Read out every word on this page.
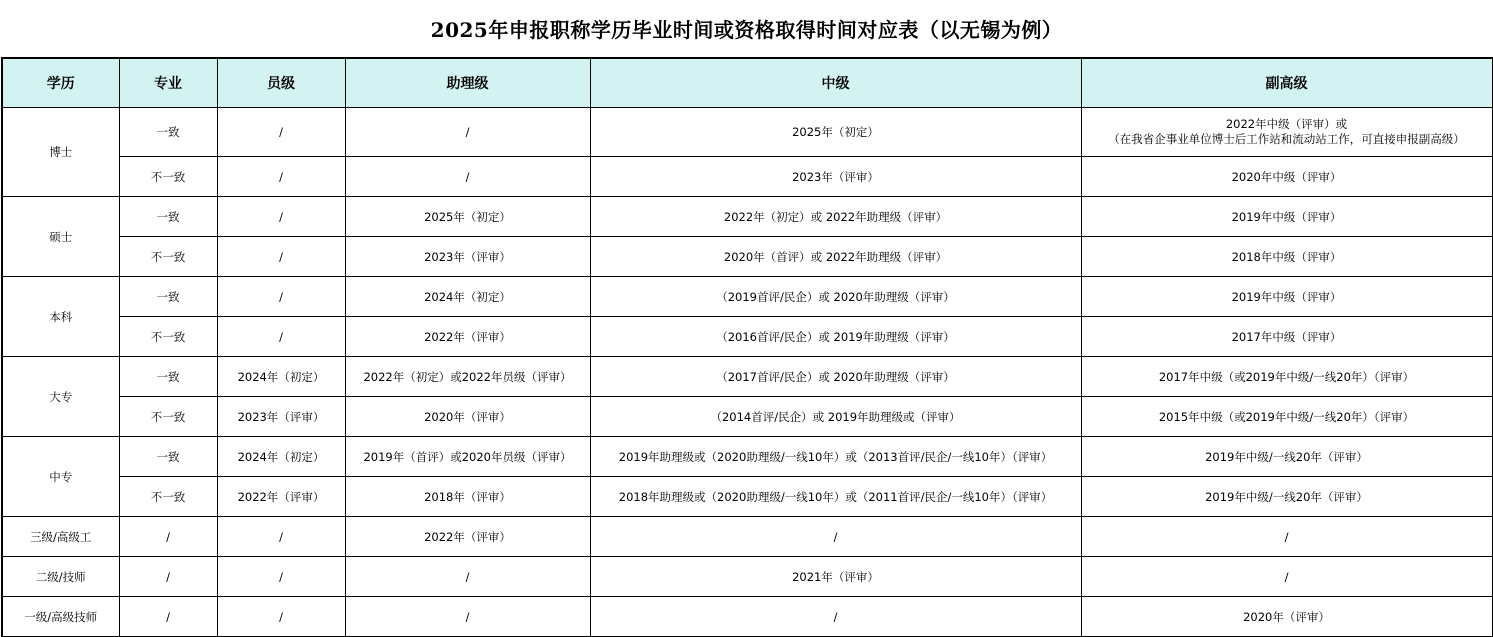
2025年申报职称学历毕业时间或资格取得时间对应表（以无锡为例）
学历	专业	员级	助理级	中级	副高级
博士	一致	/	/	2025年（初定）	2022年中级（评审）或
（在我省企事业单位博士后工作站和流动站工作，可直接申报副高级）

	不一致	/	/	2023年（评审）	2020年中级（评审）
硕士	一致	/	2025年（初定）	2022年（初定）或 2022年助理级（评审）	2019年中级（评审）
	不一致	/	2023年（评审）	2020年（首评）或 2022年助理级（评审）	2018年中级（评审）
本科	一致	/	2024年（初定）	（2019首评/民企）或 2020年助理级（评审）	2019年中级（评审）
	不一致	/	2022年（评审）	（2016首评/民企）或 2019年助理级（评审）	2017年中级（评审）
大专	一致	2024年（初定）	2022年（初定）或2022年员级（评审）	（2017首评/民企）或 2020年助理级（评审）	2017年中级（或2019年中级/一线20年）（评审）
	不一致	2023年（评审）	2020年（评审）	（2014首评/民企）或 2019年助理级或（评审）	2015年中级（或2019年中级/一线20年）（评审）
中专	一致	2024年（初定）	2019年（首评）或2020年员级（评审）	2019年助理级或（2020助理级/一线10年）或（2013首评/民企/一线10年）（评审）	2019年中级/一线20年（评审）
	不一致	2022年（评审）	2018年（评审）	2018年助理级或（2020助理级/一线10年）或（2011首评/民企/一线10年）（评审）	2019年中级/一线20年（评审）
三级/高级工	/	/	2022年（评审）	/	/
二级/技师	/	/	/	2021年（评审）	/
一级/高级技师	/	/	/	/	2020年（评审）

[Problem statement]
Output all the records, word for word, with no pictures in the copy.

[Full response]
Read out every word on this page.
2025年申报职称学历毕业时间或资格取得时间对应表（以无锡为例）
学历	专业	员级	助理级	中级	副高级
博士	一致	/	/	2025年（初定）	2022年中级（评审）或
（在我省企事业单位博士后工作站和流动站工作，可直接申报副高级）

	不一致	/	/	2023年（评审）	2020年中级（评审）
硕士	一致	/	2025年（初定）	2022年（初定）或 2022年助理级（评审）	2019年中级（评审）
	不一致	/	2023年（评审）	2020年（首评）或 2022年助理级（评审）	2018年中级（评审）
本科	一致	/	2024年（初定）	（2019首评/民企）或 2020年助理级（评审）	2019年中级（评审）
	不一致	/	2022年（评审）	（2016首评/民企）或 2019年助理级（评审）	2017年中级（评审）
大专	一致	2024年（初定）	2022年（初定）或2022年员级（评审）	（2017首评/民企）或 2020年助理级（评审）	2017年中级（或2019年中级/一线20年）（评审）
	不一致	2023年（评审）	2020年（评审）	（2014首评/民企）或 2019年助理级或（评审）	2015年中级（或2019年中级/一线20年）（评审）
中专	一致	2024年（初定）	2019年（首评）或2020年员级（评审）	2019年助理级或（2020助理级/一线10年）或（2013首评/民企/一线10年）（评审）	2019年中级/一线20年（评审）
	不一致	2022年（评审）	2018年（评审）	2018年助理级或（2020助理级/一线10年）或（2011首评/民企/一线10年）（评审）	2019年中级/一线20年（评审）
三级/高级工	/	/	2022年（评审）	/	/
二级/技师	/	/	/	2021年（评审）	/
一级/高级技师	/	/	/	/	2020年（评审）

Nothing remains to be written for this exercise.